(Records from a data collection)
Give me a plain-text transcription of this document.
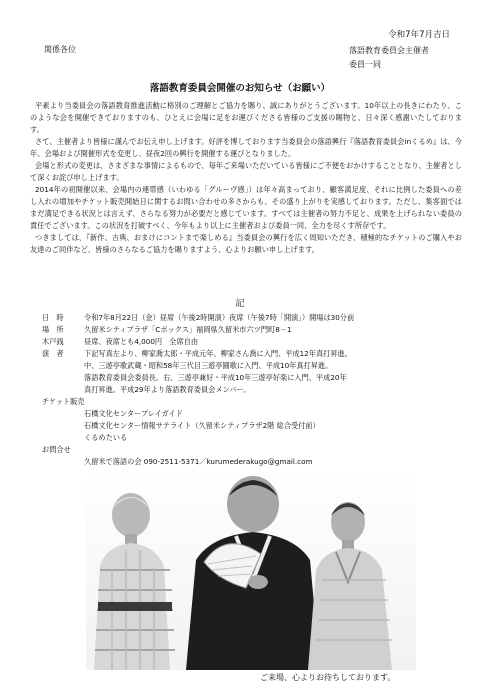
令和7年7月吉日
関係各位	落語教育委員会主催者
委員一同
落語教育委員会開催のお知らせ（お願い）

平素より当委員会の落語教育推進活動に格別のご理解とご協力を賜り、誠にありがとうございます。10年以上の長きにわたり、このような会を開催できておりますのも、ひとえに会場に足をお運びくださる皆様のご支援の賜物と、日々深く感謝いたしております。

さて、主催者より皆様に謹んでお伝え申し上げます。好評を博しております当委員会の落語興行『落語教育委員会inくるめ』は、今年、会場および開催形式を変更し、昼夜2回の興行を開催する運びとなりました。

会場と形式の変更は、さまざまな事情によるもので、毎年ご来場いただいている皆様にご不便をおかけすることとなり、主催者として深くお詫び申し上げます。

2014年の初開催以来、会場内の連帯感（いわゆる「グルーヴ感」）は年々高まっており、顧客満足度、それに比例した委員への差し入れの増加やチケット販売開始日に関するお問い合わせの多さからも、その盛り上がりを実感しております。ただし、集客面ではまだ満足できる状況とは言えず、さらなる努力が必要だと感じています。すべては主催者の努力不足と、成果を上げられない委員の責任でございます。この状況を打破すべく、今年もより以上に主催者および委員一同、全力を尽くす所存です。

つきましては、『新作、古典、おまけにコントまで楽しめる』当委員会の興行を広く周知いただき、積極的なチケットのご購入やお友達のご同伴など、皆様のさらなるご協力を賜りますよう、心よりお願い申し上げます。

記
日　時	令和7年8月22日（金）昼席（午後2時開演）夜席（午後7時「開演」）開場は30分前
場　所	久留米シティプラザ「Cボックス」福岡県久留米市六ツ門町8－1
木戸銭	昼席、夜席とも4,000円　全席自由
演　者	下記写真左より、柳家喬太郎・平成元年、柳家さん喬に入門、平成12年真打昇進。
中、三遊亭歌武蔵・昭和58年三代目三遊亭圓歌に入門、平成10年真打昇進。
落語教育委員会委員長。右、三遊亭兼好・平成10年三遊亭好楽に入門、平成20年
真打昇進。平成29年より落語教育委員会メンバー。
チケット販売
石橋文化センタープレイガイド
石橋文化センター情報サテライト（久留米シティプラザ2階 総合受付前）
くるめたいる
お問合せ
久留米で落語の会 090-2511-5371／kurumederakugo@gmail.com
ご来場、心よりお待ちしております。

Aim of the task: Give every record again exactly, apart from the pictures, which stay out.

Answer to the task:
Give me a plain-text transcription of this document.
令和7年7月吉日
関係各位	落語教育委員会主催者
委員一同
落語教育委員会開催のお知らせ（お願い）

平素より当委員会の落語教育推進活動に格別のご理解とご協力を賜り、誠にありがとうございます。10年以上の長きにわたり、このような会を開催できておりますのも、ひとえに会場に足をお運びくださる皆様のご支援の賜物と、日々深く感謝いたしております。

さて、主催者より皆様に謹んでお伝え申し上げます。好評を博しております当委員会の落語興行『落語教育委員会inくるめ』は、今年、会場および開催形式を変更し、昼夜2回の興行を開催する運びとなりました。

会場と形式の変更は、さまざまな事情によるもので、毎年ご来場いただいている皆様にご不便をおかけすることとなり、主催者として深くお詫び申し上げます。

2014年の初開催以来、会場内の連帯感（いわゆる「グルーヴ感」）は年々高まっており、顧客満足度、それに比例した委員への差し入れの増加やチケット販売開始日に関するお問い合わせの多さからも、その盛り上がりを実感しております。ただし、集客面ではまだ満足できる状況とは言えず、さらなる努力が必要だと感じています。すべては主催者の努力不足と、成果を上げられない委員の責任でございます。この状況を打破すべく、今年もより以上に主催者および委員一同、全力を尽くす所存です。

つきましては、『新作、古典、おまけにコントまで楽しめる』当委員会の興行を広く周知いただき、積極的なチケットのご購入やお友達のご同伴など、皆様のさらなるご協力を賜りますよう、心よりお願い申し上げます。

記
日　時	令和7年8月22日（金）昼席（午後2時開演）夜席（午後7時「開演」）開場は30分前
場　所	久留米シティプラザ「Cボックス」福岡県久留米市六ツ門町8－1
木戸銭	昼席、夜席とも4,000円　全席自由
演　者	下記写真左より、柳家喬太郎・平成元年、柳家さん喬に入門、平成12年真打昇進。
中、三遊亭歌武蔵・昭和58年三代目三遊亭圓歌に入門、平成10年真打昇進。
落語教育委員会委員長。右、三遊亭兼好・平成10年三遊亭好楽に入門、平成20年
真打昇進。平成29年より落語教育委員会メンバー。
チケット販売
石橋文化センタープレイガイド
石橋文化センター情報サテライト（久留米シティプラザ2階 総合受付前）
くるめたいる
お問合せ
久留米で落語の会 090-2511-5371／kurumederakugo@gmail.com
ご来場、心よりお待ちしております。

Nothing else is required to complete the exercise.